Le plan local d’urbanisme intercommunal (PLUI) a une nouvelle fois essuyé les critiques à l’occasion du dernier conseil métropolitain de l’année, mais néanmoins été adopté à la majorité.

Et de 28 ! Depuis l’arrêt du PLUI, en juillet 2018, c’est la 28e fois que le document de planification est délibéré. 27 fois dans les 18 communes concernées, dans les mairies de secteur et en conseil de territoire la semaine dernière. Et ce jeudi 19 décembre, à l’occasion du dernier conseil métropolitain de l’année.

Pour la majorité, le PLUI s’impose comme un projet politique, « dans le bon sens du terme », a insisté Laure-Agnès Caradec, vice-présidente de la Métropole, dans la mesure « où il a été élaboré avec les 18 maires aux tendances politiques différentes ».

« Je ne peux me satisfaire de ce plan pour la ville »

Si le PLUI vise à harmoniser les règles d’urbanisme en un document unique, dessinant une vision territoriale pour les 15 ans à venir, force est de constater qu’il ne fait toujours pas l’unanimité dans l’hémicycle métropolitain, surtout quand il s’agit de Marseille. « Je ne peux me satisfaire de ce plan pour la ville », a déclaré Florence Masse (PS). « Il ne recueille pas l’adhésion des Marseillais, des voix se soulèvent tous les jours », comme celles des habitants venus manifester en ouverture de la séance.

[Annotations des éléments de la page]
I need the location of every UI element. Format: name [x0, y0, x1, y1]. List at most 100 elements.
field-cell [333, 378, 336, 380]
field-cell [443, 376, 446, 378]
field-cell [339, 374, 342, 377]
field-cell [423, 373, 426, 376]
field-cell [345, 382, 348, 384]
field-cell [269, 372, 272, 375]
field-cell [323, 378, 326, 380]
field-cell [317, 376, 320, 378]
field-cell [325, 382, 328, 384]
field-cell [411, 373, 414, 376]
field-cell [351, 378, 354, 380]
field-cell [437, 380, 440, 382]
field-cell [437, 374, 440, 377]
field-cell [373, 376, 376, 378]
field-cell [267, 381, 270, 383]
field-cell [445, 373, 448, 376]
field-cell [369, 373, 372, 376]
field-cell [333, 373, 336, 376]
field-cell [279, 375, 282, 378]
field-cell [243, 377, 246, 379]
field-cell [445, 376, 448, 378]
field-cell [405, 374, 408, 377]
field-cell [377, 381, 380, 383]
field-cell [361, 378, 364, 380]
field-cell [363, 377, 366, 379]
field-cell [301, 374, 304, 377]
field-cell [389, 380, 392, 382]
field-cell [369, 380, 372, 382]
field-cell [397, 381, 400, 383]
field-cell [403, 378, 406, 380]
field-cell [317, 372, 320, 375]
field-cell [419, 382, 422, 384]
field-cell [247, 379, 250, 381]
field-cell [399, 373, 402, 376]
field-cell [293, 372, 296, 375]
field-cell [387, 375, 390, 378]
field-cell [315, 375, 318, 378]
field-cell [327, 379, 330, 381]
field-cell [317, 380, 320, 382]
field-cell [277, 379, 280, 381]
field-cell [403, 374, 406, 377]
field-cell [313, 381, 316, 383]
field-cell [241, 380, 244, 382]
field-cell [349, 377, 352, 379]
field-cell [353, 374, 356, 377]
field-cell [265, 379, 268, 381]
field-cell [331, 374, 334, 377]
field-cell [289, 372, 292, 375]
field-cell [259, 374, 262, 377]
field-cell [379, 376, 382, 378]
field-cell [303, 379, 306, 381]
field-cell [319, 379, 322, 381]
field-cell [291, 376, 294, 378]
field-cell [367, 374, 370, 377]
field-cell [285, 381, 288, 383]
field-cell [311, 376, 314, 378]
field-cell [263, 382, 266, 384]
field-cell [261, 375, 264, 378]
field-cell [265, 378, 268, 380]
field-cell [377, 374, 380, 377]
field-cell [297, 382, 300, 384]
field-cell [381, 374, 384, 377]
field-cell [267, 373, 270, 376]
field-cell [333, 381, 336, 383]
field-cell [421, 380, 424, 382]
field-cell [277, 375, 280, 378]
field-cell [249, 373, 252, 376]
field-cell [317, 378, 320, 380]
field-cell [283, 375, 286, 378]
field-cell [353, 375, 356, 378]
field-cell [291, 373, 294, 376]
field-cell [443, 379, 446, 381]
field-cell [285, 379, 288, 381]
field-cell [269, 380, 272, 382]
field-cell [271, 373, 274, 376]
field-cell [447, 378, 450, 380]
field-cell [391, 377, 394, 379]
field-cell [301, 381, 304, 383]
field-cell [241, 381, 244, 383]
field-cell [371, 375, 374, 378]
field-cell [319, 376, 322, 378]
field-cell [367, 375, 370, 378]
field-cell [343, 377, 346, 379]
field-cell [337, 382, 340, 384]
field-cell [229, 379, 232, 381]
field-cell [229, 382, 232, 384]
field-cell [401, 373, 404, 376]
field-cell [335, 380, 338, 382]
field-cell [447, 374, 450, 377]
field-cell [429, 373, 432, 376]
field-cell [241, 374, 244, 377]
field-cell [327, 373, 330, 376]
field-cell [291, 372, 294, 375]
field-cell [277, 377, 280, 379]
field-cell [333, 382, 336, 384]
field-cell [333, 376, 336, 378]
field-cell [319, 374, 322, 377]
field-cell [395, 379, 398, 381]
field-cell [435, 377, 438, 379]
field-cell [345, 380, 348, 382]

CONSIGNES:
1 – Pouvez-vous transcrire l'article sur le PLUI, depuis « Si le PLUI vise » jusqu'à « de la séance. » ?
2 – Pouvez-vous réécrire sous forme de liste numérotée les entrées ci-dessus, du tout début jusqu'à la ligne contenant « field-cell [325, 382, 328, 384] » incluse, en omettant les lignes vides ?

RÉPONSES ATTENDUES:
1 –
Si le PLUI vise à harmoniser les règles d’urbanisme en un document unique, dessinant une vision territoriale pour les 15 ans à venir, force est de constater qu’il ne fait toujours pas l’unanimité dans l’hémicycle métropolitain, surtout quand il s’agit de Marseille. « Je ne peux me satisfaire de ce plan pour la ville », a déclaré Florence Masse (PS). « Il ne recueille pas l’adhésion des Marseillais, des voix se soulèvent tous les jours », comme celles des habitants venus manifester en ouverture de la séance.

2 –
1. I need the location of every UI element. Format: name [x0, y0, x1, y1]. List at most 100 elements.
2. field-cell [333, 378, 336, 380]
3. field-cell [443, 376, 446, 378]
4. field-cell [339, 374, 342, 377]
5. field-cell [423, 373, 426, 376]
6. field-cell [345, 382, 348, 384]
7. field-cell [269, 372, 272, 375]
8. field-cell [323, 378, 326, 380]
9. field-cell [317, 376, 320, 378]
10. field-cell [325, 382, 328, 384]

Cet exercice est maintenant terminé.